* _Exercise_: For the string "What", find every matching line in the records and copy it.

[Dataset rows of page text]

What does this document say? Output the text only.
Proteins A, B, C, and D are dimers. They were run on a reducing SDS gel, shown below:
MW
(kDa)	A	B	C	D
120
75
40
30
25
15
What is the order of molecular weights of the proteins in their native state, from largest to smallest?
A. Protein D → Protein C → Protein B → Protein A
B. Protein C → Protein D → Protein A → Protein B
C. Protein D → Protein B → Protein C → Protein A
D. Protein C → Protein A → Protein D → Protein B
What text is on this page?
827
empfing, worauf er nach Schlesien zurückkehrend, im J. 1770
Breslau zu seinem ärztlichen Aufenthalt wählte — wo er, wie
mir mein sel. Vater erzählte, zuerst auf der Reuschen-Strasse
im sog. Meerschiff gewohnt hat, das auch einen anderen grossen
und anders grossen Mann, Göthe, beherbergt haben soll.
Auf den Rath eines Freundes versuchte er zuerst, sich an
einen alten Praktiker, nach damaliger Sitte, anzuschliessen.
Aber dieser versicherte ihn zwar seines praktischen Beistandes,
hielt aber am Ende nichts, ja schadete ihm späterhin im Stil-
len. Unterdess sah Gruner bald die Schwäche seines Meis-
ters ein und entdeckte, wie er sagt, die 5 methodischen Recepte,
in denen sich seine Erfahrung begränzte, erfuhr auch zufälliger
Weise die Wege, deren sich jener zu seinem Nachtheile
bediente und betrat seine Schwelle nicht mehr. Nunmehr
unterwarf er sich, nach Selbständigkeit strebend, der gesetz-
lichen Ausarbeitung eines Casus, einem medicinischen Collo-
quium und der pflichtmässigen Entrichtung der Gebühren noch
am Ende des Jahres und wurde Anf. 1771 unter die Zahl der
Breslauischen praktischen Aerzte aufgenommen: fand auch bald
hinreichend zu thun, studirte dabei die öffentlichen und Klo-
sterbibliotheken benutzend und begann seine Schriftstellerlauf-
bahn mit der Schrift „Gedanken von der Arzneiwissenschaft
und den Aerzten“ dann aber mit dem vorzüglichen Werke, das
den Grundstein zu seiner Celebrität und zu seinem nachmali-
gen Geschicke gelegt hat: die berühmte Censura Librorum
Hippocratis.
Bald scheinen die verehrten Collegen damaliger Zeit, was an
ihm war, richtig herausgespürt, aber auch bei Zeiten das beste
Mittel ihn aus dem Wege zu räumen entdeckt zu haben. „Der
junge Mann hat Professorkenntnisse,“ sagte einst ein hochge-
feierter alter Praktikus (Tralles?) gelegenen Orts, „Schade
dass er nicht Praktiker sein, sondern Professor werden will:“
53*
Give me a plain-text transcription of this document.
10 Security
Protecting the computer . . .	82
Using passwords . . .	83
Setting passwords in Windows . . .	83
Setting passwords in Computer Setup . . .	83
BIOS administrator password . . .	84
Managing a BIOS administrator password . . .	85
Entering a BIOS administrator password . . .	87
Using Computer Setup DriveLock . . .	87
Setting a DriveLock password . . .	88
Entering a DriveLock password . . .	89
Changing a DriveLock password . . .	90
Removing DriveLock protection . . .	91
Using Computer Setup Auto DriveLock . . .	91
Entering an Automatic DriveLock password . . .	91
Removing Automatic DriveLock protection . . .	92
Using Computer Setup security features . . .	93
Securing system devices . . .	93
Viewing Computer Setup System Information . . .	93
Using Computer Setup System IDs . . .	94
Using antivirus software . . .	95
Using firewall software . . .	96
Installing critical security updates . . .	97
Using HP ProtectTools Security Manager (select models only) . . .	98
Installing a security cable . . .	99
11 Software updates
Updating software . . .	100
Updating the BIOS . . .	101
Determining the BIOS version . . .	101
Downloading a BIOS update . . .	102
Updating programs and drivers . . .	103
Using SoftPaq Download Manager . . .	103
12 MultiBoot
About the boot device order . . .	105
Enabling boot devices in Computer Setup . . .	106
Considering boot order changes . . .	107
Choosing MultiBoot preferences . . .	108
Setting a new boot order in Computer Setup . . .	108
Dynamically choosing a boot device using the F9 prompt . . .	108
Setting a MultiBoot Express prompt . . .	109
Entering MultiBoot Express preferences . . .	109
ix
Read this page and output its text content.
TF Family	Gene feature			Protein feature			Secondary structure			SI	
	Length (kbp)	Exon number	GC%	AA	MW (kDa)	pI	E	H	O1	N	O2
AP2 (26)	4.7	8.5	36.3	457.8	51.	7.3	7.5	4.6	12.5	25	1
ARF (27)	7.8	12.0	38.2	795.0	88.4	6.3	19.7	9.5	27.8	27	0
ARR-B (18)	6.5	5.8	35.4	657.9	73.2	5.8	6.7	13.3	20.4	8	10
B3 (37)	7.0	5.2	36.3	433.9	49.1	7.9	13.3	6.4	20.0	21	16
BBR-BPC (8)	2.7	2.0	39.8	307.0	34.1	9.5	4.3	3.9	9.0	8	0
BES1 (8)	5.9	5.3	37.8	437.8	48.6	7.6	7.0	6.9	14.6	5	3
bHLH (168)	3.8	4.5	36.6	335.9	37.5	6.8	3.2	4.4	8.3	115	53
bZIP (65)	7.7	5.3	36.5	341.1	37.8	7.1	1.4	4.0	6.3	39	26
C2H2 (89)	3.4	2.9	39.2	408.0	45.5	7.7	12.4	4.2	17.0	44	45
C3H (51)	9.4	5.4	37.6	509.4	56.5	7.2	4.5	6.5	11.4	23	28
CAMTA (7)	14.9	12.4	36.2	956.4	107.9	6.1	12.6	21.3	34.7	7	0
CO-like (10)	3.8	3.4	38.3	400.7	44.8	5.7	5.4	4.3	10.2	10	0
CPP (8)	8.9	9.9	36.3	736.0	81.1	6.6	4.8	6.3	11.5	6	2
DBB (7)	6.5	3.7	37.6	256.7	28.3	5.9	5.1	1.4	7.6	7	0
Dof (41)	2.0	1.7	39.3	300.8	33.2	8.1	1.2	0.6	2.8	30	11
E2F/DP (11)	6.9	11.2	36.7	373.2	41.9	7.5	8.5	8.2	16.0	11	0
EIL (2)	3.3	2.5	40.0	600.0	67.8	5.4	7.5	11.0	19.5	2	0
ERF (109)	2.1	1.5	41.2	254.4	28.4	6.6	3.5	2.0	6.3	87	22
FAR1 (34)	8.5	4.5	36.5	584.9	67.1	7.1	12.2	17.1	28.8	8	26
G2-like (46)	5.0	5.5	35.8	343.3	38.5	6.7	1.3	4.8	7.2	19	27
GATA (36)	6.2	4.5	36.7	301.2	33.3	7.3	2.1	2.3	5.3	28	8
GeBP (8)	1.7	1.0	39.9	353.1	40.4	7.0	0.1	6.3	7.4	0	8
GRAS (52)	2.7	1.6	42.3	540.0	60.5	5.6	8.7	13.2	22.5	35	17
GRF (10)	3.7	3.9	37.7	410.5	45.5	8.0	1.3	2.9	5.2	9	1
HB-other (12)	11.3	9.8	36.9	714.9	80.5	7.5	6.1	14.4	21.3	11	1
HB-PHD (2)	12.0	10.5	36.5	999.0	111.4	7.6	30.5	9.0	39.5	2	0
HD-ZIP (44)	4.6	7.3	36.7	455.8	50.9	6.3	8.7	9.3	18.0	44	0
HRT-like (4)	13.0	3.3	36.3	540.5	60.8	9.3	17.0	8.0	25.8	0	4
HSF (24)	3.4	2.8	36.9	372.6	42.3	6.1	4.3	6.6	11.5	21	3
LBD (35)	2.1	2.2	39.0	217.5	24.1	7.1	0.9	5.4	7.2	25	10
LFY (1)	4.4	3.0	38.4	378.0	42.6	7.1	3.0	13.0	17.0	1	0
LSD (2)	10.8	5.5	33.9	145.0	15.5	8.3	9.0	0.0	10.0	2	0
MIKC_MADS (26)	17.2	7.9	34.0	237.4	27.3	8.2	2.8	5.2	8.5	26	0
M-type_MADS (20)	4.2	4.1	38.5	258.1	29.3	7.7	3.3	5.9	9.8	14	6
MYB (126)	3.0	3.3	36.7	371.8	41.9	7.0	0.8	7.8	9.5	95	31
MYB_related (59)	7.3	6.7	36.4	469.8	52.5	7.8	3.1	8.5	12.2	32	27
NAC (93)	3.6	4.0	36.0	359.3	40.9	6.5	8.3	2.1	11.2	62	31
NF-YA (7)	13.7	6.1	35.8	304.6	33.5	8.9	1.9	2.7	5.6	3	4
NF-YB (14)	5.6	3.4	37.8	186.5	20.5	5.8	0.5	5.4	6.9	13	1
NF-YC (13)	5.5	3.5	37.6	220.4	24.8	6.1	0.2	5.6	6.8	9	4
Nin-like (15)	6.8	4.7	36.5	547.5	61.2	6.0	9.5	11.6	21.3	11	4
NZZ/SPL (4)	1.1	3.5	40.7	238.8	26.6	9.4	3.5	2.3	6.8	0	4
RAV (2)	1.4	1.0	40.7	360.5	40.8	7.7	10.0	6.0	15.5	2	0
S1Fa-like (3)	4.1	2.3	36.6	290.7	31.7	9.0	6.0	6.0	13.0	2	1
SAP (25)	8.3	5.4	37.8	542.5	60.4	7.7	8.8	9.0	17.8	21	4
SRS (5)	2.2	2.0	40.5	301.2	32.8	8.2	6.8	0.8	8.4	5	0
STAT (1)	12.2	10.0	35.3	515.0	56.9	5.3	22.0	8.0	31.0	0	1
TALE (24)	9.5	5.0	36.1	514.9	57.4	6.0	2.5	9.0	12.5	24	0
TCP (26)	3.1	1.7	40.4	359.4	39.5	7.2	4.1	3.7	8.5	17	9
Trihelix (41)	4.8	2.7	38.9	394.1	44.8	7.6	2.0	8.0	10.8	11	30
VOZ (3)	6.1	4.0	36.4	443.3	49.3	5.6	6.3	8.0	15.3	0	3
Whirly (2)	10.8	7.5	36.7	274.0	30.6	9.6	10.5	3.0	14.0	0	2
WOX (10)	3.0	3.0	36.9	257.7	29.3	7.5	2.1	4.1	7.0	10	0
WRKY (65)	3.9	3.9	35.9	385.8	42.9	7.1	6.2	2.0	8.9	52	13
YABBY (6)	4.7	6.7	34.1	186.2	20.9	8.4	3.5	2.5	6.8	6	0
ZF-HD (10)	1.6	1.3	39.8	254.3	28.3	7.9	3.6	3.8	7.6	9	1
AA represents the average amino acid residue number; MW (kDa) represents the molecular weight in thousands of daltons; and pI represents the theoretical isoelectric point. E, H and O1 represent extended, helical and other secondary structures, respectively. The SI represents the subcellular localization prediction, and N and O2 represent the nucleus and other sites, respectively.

* _Written response_:
What does this document say? Output the text only.
What is the order of molecular weights of the proteins in their native state, from largest to smallest?
What text is on this page?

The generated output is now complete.